◆ **PROBLEM TO WORK ON**: Each record must be retyped in full. No character may differ.

Data entries

···

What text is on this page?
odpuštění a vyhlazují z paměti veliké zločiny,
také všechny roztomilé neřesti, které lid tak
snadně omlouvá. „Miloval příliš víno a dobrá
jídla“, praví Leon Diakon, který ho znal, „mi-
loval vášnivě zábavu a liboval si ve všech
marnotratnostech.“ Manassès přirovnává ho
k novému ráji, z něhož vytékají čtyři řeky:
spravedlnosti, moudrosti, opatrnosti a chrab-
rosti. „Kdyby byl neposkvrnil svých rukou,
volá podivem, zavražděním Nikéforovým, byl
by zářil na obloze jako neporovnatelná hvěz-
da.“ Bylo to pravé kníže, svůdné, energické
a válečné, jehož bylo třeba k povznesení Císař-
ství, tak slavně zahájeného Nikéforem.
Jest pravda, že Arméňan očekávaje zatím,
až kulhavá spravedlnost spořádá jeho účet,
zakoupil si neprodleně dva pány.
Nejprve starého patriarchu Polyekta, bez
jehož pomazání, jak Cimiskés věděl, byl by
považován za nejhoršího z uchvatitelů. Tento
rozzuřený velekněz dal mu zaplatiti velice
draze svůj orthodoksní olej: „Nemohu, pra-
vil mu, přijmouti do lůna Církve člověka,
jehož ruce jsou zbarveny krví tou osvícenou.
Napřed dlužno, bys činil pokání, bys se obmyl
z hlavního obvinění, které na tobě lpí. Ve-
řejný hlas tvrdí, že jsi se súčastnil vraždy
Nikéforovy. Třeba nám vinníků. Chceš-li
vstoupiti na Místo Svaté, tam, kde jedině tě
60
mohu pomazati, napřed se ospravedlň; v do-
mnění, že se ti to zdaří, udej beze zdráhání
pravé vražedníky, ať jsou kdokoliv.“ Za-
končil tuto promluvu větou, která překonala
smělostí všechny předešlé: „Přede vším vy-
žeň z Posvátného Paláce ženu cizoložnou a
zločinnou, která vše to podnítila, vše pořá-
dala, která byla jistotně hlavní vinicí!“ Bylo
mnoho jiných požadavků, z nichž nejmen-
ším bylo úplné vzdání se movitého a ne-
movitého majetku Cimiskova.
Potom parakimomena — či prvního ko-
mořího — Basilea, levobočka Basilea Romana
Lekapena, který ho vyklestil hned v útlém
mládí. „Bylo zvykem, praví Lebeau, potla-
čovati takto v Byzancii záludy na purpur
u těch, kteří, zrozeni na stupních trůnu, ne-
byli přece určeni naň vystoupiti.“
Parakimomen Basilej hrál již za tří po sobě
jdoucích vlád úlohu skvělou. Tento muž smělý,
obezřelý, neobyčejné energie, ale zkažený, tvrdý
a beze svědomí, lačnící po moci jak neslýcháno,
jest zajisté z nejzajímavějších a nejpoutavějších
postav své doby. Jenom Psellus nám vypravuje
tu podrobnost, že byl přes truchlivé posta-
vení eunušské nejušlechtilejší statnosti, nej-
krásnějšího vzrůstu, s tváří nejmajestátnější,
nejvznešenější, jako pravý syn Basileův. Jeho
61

···

◆ **EXERCISE ANSWER**:
What text is on this page?
odpuštění a vyhlazují z paměti veliké zločiny,
také všechny roztomilé neřesti, které lid tak
snadně omlouvá. „Miloval příliš víno a dobrá
jídla“, praví Leon Diakon, který ho znal, „mi-
loval vášnivě zábavu a liboval si ve všech
marnotratnostech.“ Manassès přirovnává ho
k novému ráji, z něhož vytékají čtyři řeky:
spravedlnosti, moudrosti, opatrnosti a chrab-
rosti. „Kdyby byl neposkvrnil svých rukou,
volá podivem, zavražděním Nikéforovým, byl
by zářil na obloze jako neporovnatelná hvěz-
da.“ Bylo to pravé kníže, svůdné, energické
a válečné, jehož bylo třeba k povznesení Císař-
ství, tak slavně zahájeného Nikéforem.
Jest pravda, že Arméňan očekávaje zatím,
až kulhavá spravedlnost spořádá jeho účet,
zakoupil si neprodleně dva pány.
Nejprve starého patriarchu Polyekta, bez
jehož pomazání, jak Cimiskés věděl, byl by
považován za nejhoršího z uchvatitelů. Tento
rozzuřený velekněz dal mu zaplatiti velice
draze svůj orthodoksní olej: „Nemohu, pra-
vil mu, přijmouti do lůna Církve člověka,
jehož ruce jsou zbarveny krví tou osvícenou.
Napřed dlužno, bys činil pokání, bys se obmyl
z hlavního obvinění, které na tobě lpí. Ve-
řejný hlas tvrdí, že jsi se súčastnil vraždy
Nikéforovy. Třeba nám vinníků. Chceš-li
vstoupiti na Místo Svaté, tam, kde jedině tě
60
mohu pomazati, napřed se ospravedlň; v do-
mnění, že se ti to zdaří, udej beze zdráhání
pravé vražedníky, ať jsou kdokoliv.“ Za-
končil tuto promluvu větou, která překonala
smělostí všechny předešlé: „Přede vším vy-
žeň z Posvátného Paláce ženu cizoložnou a
zločinnou, která vše to podnítila, vše pořá-
dala, která byla jistotně hlavní vinicí!“ Bylo
mnoho jiných požadavků, z nichž nejmen-
ším bylo úplné vzdání se movitého a ne-
movitého majetku Cimiskova.
Potom parakimomena — či prvního ko-
mořího — Basilea, levobočka Basilea Romana
Lekapena, který ho vyklestil hned v útlém
mládí. „Bylo zvykem, praví Lebeau, potla-
čovati takto v Byzancii záludy na purpur
u těch, kteří, zrozeni na stupních trůnu, ne-
byli přece určeni naň vystoupiti.“
Parakimomen Basilej hrál již za tří po sobě
jdoucích vlád úlohu skvělou. Tento muž smělý,
obezřelý, neobyčejné energie, ale zkažený, tvrdý
a beze svědomí, lačnící po moci jak neslýcháno,
jest zajisté z nejzajímavějších a nejpoutavějších
postav své doby. Jenom Psellus nám vypravuje
tu podrobnost, že byl přes truchlivé posta-
vení eunušské nejušlechtilejší statnosti, nej-
krásnějšího vzrůstu, s tváří nejmajestátnější,
nejvznešenější, jako pravý syn Basileův. Jeho
61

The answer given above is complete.